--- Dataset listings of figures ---
* * * * * * * * *
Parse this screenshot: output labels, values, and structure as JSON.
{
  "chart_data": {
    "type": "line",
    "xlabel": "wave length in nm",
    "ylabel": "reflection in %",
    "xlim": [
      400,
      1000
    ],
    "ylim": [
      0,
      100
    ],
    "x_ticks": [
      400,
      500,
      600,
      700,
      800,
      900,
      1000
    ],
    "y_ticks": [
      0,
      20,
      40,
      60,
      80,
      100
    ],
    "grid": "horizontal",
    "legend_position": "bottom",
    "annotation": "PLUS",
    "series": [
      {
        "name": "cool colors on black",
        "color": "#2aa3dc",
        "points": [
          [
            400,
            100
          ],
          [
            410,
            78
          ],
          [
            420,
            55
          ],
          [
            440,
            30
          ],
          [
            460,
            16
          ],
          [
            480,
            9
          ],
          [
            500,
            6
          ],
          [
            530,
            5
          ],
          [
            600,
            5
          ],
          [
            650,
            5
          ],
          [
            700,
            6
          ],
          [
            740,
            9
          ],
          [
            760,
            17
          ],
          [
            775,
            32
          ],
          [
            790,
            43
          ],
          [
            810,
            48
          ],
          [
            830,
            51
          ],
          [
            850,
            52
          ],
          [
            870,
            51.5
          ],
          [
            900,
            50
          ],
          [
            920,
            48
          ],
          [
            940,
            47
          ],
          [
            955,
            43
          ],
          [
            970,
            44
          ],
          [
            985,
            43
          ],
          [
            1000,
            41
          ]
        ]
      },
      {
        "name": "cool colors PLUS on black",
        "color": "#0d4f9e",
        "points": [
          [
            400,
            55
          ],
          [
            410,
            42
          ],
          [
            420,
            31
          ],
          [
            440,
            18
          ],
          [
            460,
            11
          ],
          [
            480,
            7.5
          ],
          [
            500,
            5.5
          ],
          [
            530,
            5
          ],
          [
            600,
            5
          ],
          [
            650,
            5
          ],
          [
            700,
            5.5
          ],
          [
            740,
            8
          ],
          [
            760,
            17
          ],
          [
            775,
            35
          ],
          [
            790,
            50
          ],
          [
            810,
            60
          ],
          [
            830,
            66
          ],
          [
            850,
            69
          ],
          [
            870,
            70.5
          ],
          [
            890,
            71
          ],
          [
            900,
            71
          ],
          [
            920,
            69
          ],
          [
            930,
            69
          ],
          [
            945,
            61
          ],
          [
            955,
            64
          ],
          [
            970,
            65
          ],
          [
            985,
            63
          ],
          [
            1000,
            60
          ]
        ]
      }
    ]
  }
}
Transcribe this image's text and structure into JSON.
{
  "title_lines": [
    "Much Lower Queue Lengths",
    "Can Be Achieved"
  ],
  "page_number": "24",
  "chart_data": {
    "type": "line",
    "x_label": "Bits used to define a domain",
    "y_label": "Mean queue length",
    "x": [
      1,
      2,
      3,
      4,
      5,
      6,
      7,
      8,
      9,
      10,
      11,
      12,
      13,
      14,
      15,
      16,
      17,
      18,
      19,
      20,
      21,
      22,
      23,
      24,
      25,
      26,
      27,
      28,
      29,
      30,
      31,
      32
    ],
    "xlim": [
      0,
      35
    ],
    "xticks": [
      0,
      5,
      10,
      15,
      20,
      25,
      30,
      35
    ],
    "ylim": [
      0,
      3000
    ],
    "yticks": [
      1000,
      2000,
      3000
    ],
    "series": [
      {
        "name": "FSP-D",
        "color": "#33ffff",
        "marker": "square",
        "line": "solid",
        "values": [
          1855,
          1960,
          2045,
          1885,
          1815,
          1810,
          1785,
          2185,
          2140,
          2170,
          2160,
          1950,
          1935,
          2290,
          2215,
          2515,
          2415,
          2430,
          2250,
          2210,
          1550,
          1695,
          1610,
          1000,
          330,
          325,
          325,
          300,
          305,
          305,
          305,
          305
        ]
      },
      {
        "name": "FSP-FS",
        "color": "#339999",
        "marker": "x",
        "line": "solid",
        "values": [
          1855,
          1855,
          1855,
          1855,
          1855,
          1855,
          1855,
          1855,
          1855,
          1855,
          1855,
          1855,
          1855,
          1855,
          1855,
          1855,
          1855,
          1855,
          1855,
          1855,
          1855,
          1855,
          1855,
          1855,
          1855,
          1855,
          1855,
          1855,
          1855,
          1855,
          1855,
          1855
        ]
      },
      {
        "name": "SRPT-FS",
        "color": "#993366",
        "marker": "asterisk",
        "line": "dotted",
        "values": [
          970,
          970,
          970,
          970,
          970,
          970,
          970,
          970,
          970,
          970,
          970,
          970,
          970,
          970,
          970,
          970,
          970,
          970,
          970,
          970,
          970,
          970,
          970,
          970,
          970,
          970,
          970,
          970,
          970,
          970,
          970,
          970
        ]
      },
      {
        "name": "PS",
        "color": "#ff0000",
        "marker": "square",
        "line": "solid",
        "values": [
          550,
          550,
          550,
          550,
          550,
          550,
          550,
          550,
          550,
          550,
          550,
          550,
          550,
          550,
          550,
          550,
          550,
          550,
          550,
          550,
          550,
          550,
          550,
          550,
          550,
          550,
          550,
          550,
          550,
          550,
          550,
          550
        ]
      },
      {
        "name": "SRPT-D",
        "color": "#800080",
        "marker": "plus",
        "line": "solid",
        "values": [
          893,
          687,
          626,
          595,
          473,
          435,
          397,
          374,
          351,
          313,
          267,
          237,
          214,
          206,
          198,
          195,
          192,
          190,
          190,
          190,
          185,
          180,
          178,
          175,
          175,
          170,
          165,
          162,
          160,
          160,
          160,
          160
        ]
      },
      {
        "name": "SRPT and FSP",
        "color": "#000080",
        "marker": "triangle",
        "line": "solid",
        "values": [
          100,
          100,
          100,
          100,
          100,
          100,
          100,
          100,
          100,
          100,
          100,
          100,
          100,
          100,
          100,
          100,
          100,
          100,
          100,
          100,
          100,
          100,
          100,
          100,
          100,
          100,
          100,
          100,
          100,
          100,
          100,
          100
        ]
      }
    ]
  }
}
* * * * * * * * *
--- WHAT YOU NEED TO DO ---
Repeat each record in full; every line must match exactly.

--- RESULT OF THIS EXERCISE ---
Parse this screenshot: output labels, values, and structure as JSON.
{
  "chart_data": {
    "type": "line",
    "xlabel": "wave length in nm",
    "ylabel": "reflection in %",
    "xlim": [
      400,
      1000
    ],
    "ylim": [
      0,
      100
    ],
    "x_ticks": [
      400,
      500,
      600,
      700,
      800,
      900,
      1000
    ],
    "y_ticks": [
      0,
      20,
      40,
      60,
      80,
      100
    ],
    "grid": "horizontal",
    "legend_position": "bottom",
    "annotation": "PLUS",
    "series": [
      {
        "name": "cool colors on black",
        "color": "#2aa3dc",
        "points": [
          [
            400,
            100
          ],
          [
            410,
            78
          ],
          [
            420,
            55
          ],
          [
            440,
            30
          ],
          [
            460,
            16
          ],
          [
            480,
            9
          ],
          [
            500,
            6
          ],
          [
            530,
            5
          ],
          [
            600,
            5
          ],
          [
            650,
            5
          ],
          [
            700,
            6
          ],
          [
            740,
            9
          ],
          [
            760,
            17
          ],
          [
            775,
            32
          ],
          [
            790,
            43
          ],
          [
            810,
            48
          ],
          [
            830,
            51
          ],
          [
            850,
            52
          ],
          [
            870,
            51.5
          ],
          [
            900,
            50
          ],
          [
            920,
            48
          ],
          [
            940,
            47
          ],
          [
            955,
            43
          ],
          [
            970,
            44
          ],
          [
            985,
            43
          ],
          [
            1000,
            41
          ]
        ]
      },
      {
        "name": "cool colors PLUS on black",
        "color": "#0d4f9e",
        "points": [
          [
            400,
            55
          ],
          [
            410,
            42
          ],
          [
            420,
            31
          ],
          [
            440,
            18
          ],
          [
            460,
            11
          ],
          [
            480,
            7.5
          ],
          [
            500,
            5.5
          ],
          [
            530,
            5
          ],
          [
            600,
            5
          ],
          [
            650,
            5
          ],
          [
            700,
            5.5
          ],
          [
            740,
            8
          ],
          [
            760,
            17
          ],
          [
            775,
            35
          ],
          [
            790,
            50
          ],
          [
            810,
            60
          ],
          [
            830,
            66
          ],
          [
            850,
            69
          ],
          [
            870,
            70.5
          ],
          [
            890,
            71
          ],
          [
            900,
            71
          ],
          [
            920,
            69
          ],
          [
            930,
            69
          ],
          [
            945,
            61
          ],
          [
            955,
            64
          ],
          [
            970,
            65
          ],
          [
            985,
            63
          ],
          [
            1000,
            60
          ]
        ]
      }
    ]
  }
}
Transcribe this image's text and structure into JSON.
{
  "title_lines": [
    "Much Lower Queue Lengths",
    "Can Be Achieved"
  ],
  "page_number": "24",
  "chart_data": {
    "type": "line",
    "x_label": "Bits used to define a domain",
    "y_label": "Mean queue length",
    "x": [
      1,
      2,
      3,
      4,
      5,
      6,
      7,
      8,
      9,
      10,
      11,
      12,
      13,
      14,
      15,
      16,
      17,
      18,
      19,
      20,
      21,
      22,
      23,
      24,
      25,
      26,
      27,
      28,
      29,
      30,
      31,
      32
    ],
    "xlim": [
      0,
      35
    ],
    "xticks": [
      0,
      5,
      10,
      15,
      20,
      25,
      30,
      35
    ],
    "ylim": [
      0,
      3000
    ],
    "yticks": [
      1000,
      2000,
      3000
    ],
    "series": [
      {
        "name": "FSP-D",
        "color": "#33ffff",
        "marker": "square",
        "line": "solid",
        "values": [
          1855,
          1960,
          2045,
          1885,
          1815,
          1810,
          1785,
          2185,
          2140,
          2170,
          2160,
          1950,
          1935,
          2290,
          2215,
          2515,
          2415,
          2430,
          2250,
          2210,
          1550,
          1695,
          1610,
          1000,
          330,
          325,
          325,
          300,
          305,
          305,
          305,
          305
        ]
      },
      {
        "name": "FSP-FS",
        "color": "#339999",
        "marker": "x",
        "line": "solid",
        "values": [
          1855,
          1855,
          1855,
          1855,
          1855,
          1855,
          1855,
          1855,
          1855,
          1855,
          1855,
          1855,
          1855,
          1855,
          1855,
          1855,
          1855,
          1855,
          1855,
          1855,
          1855,
          1855,
          1855,
          1855,
          1855,
          1855,
          1855,
          1855,
          1855,
          1855,
          1855,
          1855
        ]
      },
      {
        "name": "SRPT-FS",
        "color": "#993366",
        "marker": "asterisk",
        "line": "dotted",
        "values": [
          970,
          970,
          970,
          970,
          970,
          970,
          970,
          970,
          970,
          970,
          970,
          970,
          970,
          970,
          970,
          970,
          970,
          970,
          970,
          970,
          970,
          970,
          970,
          970,
          970,
          970,
          970,
          970,
          970,
          970,
          970,
          970
        ]
      },
      {
        "name": "PS",
        "color": "#ff0000",
        "marker": "square",
        "line": "solid",
        "values": [
          550,
          550,
          550,
          550,
          550,
          550,
          550,
          550,
          550,
          550,
          550,
          550,
          550,
          550,
          550,
          550,
          550,
          550,
          550,
          550,
          550,
          550,
          550,
          550,
          550,
          550,
          550,
          550,
          550,
          550,
          550,
          550
        ]
      },
      {
        "name": "SRPT-D",
        "color": "#800080",
        "marker": "plus",
        "line": "solid",
        "values": [
          893,
          687,
          626,
          595,
          473,
          435,
          397,
          374,
          351,
          313,
          267,
          237,
          214,
          206,
          198,
          195,
          192,
          190,
          190,
          190,
          185,
          180,
          178,
          175,
          175,
          170,
          165,
          162,
          160,
          160,
          160,
          160
        ]
      },
      {
        "name": "SRPT and FSP",
        "color": "#000080",
        "marker": "triangle",
        "line": "solid",
        "values": [
          100,
          100,
          100,
          100,
          100,
          100,
          100,
          100,
          100,
          100,
          100,
          100,
          100,
          100,
          100,
          100,
          100,
          100,
          100,
          100,
          100,
          100,
          100,
          100,
          100,
          100,
          100,
          100,
          100,
          100,
          100,
          100
        ]
      }
    ]
  }
}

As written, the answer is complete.